Dataset rows:
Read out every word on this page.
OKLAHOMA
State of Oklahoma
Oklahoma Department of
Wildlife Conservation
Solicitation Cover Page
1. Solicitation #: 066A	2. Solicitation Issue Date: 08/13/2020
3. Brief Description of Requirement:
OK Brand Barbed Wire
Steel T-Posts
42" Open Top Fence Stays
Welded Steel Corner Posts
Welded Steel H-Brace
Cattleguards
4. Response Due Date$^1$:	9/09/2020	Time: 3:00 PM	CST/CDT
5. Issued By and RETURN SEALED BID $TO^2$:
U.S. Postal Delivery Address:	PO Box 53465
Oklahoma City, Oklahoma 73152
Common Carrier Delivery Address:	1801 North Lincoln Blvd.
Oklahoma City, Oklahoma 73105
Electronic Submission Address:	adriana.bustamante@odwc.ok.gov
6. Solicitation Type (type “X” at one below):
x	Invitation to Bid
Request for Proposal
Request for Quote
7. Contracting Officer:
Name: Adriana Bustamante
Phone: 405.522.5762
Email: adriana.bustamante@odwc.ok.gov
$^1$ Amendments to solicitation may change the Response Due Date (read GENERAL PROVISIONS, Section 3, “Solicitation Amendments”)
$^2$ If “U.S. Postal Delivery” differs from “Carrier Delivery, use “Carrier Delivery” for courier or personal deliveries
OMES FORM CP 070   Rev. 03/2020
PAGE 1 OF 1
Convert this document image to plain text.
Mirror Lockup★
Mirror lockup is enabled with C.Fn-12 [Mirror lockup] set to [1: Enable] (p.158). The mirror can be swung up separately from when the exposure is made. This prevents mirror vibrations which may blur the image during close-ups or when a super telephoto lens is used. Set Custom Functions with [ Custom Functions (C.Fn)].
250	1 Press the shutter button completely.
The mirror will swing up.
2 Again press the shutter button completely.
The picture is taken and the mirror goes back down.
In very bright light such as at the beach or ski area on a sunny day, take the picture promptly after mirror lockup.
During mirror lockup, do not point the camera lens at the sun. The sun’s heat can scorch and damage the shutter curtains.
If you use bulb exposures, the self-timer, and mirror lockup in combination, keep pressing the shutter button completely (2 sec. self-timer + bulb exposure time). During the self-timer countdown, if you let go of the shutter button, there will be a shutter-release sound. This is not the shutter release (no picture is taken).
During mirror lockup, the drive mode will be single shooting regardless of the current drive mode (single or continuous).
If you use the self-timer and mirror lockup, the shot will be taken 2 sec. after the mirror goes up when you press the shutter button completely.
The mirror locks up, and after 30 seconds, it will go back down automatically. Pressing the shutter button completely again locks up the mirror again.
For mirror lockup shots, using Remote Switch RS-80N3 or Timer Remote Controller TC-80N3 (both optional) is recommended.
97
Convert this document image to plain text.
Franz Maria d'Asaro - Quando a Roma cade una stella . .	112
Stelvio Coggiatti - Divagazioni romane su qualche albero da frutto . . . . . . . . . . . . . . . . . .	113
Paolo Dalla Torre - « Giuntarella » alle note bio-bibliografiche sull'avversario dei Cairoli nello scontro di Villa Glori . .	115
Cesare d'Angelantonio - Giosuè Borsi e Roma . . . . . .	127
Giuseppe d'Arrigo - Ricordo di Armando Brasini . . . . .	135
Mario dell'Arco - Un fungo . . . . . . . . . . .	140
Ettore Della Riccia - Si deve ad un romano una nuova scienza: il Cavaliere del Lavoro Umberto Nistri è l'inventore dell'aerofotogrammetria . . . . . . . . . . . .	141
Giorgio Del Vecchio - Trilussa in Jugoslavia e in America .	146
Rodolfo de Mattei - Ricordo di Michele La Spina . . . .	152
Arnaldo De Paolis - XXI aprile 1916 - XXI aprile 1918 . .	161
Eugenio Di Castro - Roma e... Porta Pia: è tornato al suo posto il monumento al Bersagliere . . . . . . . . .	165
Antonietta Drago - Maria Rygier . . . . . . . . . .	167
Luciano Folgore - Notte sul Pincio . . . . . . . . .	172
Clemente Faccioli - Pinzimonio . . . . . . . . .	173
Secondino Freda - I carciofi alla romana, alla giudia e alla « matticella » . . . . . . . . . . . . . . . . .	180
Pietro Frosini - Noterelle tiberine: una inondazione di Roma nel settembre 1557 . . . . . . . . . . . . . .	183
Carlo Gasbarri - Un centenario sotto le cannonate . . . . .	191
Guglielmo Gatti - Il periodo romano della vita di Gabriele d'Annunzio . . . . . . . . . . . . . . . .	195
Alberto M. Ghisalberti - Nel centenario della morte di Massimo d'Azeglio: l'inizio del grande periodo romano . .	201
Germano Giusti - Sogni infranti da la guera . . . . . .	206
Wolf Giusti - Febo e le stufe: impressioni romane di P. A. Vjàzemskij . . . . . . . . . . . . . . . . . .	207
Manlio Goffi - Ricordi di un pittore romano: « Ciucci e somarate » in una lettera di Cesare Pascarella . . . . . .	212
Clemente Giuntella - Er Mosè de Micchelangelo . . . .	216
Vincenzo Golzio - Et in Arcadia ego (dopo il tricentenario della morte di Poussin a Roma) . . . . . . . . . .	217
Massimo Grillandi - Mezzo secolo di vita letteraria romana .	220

Objective: Some lines of the records may hold the word "Posts". How many do? Answer with a number and nothing else.

Result of this task: 2